Short exercise: Work out how many lines of the material below mention the word "الراسبي"; reply with the number only.

--- Begin Given records ---

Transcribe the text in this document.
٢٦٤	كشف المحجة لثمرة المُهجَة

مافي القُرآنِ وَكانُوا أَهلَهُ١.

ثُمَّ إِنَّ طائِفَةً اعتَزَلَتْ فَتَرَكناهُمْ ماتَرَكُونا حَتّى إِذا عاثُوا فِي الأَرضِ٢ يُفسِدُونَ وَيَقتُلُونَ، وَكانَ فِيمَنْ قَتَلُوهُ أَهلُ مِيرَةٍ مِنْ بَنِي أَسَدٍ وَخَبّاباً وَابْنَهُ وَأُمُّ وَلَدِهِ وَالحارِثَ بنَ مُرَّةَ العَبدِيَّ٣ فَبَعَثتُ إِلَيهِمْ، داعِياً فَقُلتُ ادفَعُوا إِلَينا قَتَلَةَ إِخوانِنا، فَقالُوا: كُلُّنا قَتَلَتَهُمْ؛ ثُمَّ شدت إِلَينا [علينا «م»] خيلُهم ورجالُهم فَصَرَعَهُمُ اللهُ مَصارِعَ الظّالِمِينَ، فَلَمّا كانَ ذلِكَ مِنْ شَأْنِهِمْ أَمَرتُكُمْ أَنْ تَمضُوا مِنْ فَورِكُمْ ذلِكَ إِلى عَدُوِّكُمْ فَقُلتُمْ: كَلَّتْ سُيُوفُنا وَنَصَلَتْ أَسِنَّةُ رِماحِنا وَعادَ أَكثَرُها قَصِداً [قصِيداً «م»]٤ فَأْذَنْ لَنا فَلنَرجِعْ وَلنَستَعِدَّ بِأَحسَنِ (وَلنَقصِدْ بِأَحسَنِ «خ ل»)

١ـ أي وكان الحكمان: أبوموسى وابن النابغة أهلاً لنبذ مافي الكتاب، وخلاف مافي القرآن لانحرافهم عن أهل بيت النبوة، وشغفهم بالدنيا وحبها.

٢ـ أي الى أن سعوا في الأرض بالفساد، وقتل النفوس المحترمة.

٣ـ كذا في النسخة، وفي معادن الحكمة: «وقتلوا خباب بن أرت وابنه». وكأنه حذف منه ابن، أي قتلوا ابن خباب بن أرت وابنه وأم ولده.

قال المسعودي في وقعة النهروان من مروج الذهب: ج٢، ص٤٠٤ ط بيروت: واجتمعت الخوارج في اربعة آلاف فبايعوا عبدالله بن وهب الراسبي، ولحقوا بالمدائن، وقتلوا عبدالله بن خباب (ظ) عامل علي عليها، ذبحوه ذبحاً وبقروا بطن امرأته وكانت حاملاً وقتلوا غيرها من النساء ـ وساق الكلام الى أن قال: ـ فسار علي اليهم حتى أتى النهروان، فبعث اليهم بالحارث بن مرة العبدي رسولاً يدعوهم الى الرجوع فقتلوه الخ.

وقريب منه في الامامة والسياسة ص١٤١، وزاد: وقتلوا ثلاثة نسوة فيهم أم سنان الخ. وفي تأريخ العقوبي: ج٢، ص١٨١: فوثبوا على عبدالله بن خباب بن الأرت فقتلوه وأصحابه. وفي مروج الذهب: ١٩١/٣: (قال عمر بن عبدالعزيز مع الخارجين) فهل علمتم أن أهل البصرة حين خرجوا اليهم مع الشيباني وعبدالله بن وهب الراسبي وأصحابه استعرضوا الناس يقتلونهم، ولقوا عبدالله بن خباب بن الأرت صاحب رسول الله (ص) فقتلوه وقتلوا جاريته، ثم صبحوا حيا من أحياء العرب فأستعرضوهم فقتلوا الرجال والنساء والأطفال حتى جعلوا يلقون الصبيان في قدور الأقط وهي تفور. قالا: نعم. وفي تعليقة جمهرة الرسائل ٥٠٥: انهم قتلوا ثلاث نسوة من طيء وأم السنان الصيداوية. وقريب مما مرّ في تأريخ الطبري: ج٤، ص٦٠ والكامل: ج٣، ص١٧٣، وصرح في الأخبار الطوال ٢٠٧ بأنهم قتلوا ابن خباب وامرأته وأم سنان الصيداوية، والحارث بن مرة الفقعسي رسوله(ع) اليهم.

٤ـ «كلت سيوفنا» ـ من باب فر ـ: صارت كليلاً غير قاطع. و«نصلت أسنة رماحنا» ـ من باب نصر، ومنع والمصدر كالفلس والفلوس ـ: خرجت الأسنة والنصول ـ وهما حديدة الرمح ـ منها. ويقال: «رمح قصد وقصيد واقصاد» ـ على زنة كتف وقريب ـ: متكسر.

--- End Given records ---

The reply: 2